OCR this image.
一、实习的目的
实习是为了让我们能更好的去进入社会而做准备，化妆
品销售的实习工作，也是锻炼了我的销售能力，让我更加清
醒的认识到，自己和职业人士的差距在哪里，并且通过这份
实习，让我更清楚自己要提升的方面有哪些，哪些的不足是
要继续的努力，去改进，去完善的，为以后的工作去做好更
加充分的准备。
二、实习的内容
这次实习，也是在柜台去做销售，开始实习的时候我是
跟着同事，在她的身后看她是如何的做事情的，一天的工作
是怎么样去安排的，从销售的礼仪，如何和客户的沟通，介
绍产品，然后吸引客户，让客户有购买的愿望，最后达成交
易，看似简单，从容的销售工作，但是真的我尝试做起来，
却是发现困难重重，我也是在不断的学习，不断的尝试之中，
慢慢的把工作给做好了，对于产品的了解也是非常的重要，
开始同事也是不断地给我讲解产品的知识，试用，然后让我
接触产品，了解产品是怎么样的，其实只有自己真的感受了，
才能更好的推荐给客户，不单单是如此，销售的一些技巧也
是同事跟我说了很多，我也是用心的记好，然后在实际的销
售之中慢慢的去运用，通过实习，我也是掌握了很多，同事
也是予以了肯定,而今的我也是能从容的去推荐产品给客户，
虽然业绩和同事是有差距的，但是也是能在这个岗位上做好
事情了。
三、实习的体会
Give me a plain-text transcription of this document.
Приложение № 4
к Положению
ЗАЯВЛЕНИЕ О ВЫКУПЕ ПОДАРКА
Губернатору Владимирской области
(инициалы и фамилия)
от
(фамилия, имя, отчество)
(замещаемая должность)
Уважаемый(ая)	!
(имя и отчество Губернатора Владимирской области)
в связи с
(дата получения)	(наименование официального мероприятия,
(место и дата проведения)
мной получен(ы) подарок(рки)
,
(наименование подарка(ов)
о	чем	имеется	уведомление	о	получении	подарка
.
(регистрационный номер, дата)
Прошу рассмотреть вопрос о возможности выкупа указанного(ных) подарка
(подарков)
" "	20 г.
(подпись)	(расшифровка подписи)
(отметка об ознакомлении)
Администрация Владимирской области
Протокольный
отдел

## Your objective
Show each line of the data that contains the string "фамилия".

## Completed task
(инициалы и фамилия)
(фамилия, имя, отчество)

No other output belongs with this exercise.